Task requirements:
Output the records exactly as they appear, with no pictures included.

● ● ● ● ● ● ●

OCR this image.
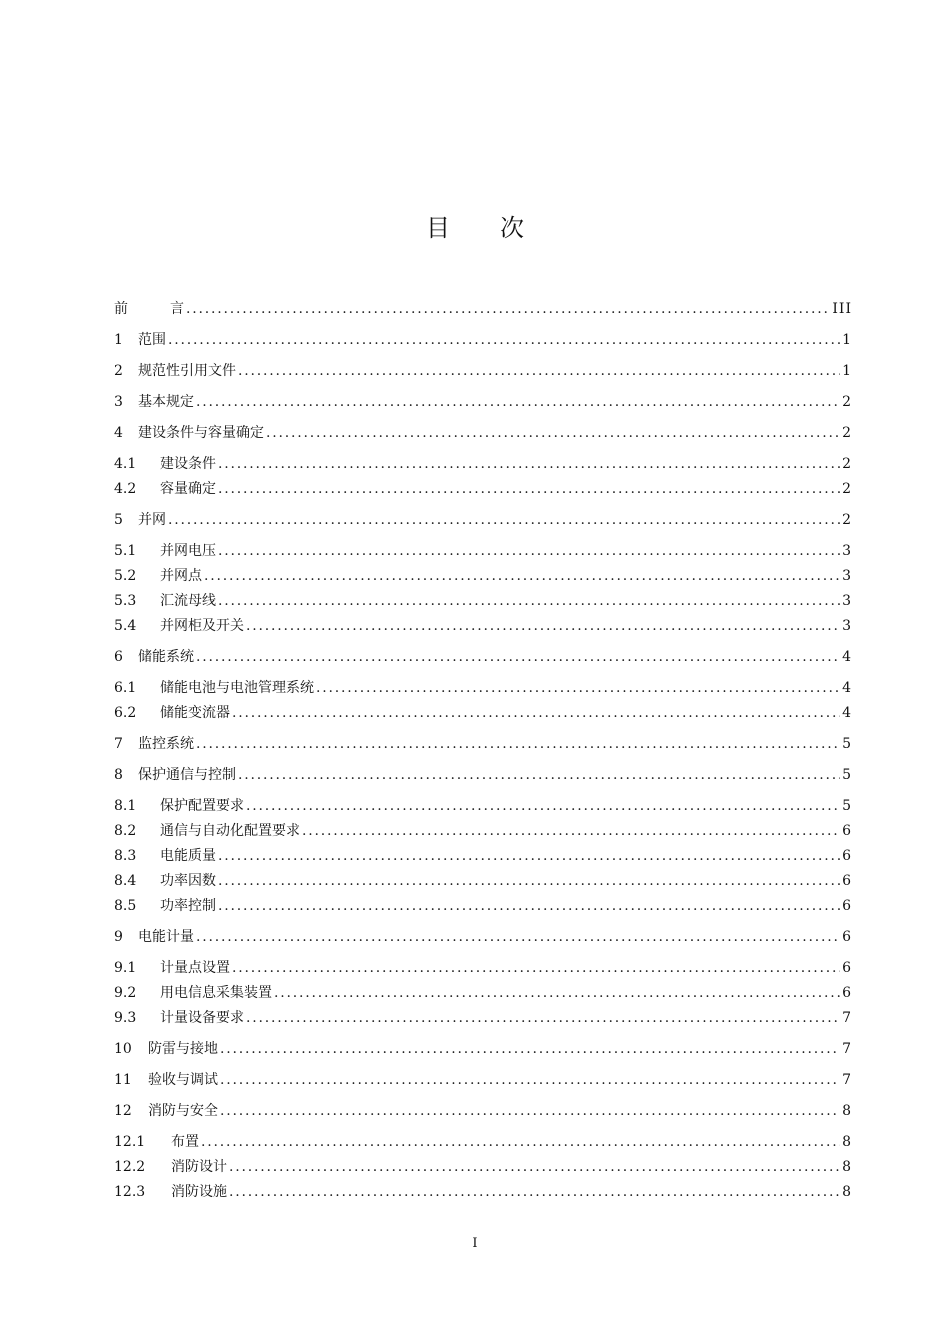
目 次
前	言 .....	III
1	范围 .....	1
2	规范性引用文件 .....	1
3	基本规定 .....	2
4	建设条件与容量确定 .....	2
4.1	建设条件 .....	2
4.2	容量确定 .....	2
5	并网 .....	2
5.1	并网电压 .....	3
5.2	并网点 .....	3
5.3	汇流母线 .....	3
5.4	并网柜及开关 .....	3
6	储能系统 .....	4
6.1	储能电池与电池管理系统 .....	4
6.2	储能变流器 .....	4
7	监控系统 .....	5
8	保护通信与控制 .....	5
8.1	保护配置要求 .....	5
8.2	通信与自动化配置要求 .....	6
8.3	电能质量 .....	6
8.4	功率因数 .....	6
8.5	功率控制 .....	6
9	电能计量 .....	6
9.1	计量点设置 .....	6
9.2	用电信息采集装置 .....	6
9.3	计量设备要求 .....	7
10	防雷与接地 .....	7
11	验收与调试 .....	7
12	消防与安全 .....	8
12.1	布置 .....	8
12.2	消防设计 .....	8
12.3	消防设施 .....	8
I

● ● ● ● ● ● ●

Output for this task:
OCR this image.
目 次
前	言 .....	III
1	范围 .....	1
2	规范性引用文件 .....	1
3	基本规定 .....	2
4	建设条件与容量确定 .....	2
4.1	建设条件 .....	2
4.2	容量确定 .....	2
5	并网 .....	2
5.1	并网电压 .....	3
5.2	并网点 .....	3
5.3	汇流母线 .....	3
5.4	并网柜及开关 .....	3
6	储能系统 .....	4
6.1	储能电池与电池管理系统 .....	4
6.2	储能变流器 .....	4
7	监控系统 .....	5
8	保护通信与控制 .....	5
8.1	保护配置要求 .....	5
8.2	通信与自动化配置要求 .....	6
8.3	电能质量 .....	6
8.4	功率因数 .....	6
8.5	功率控制 .....	6
9	电能计量 .....	6
9.1	计量点设置 .....	6
9.2	用电信息采集装置 .....	6
9.3	计量设备要求 .....	7
10	防雷与接地 .....	7
11	验收与调试 .....	7
12	消防与安全 .....	8
12.1	布置 .....	8
12.2	消防设计 .....	8
12.3	消防设施 .....	8
I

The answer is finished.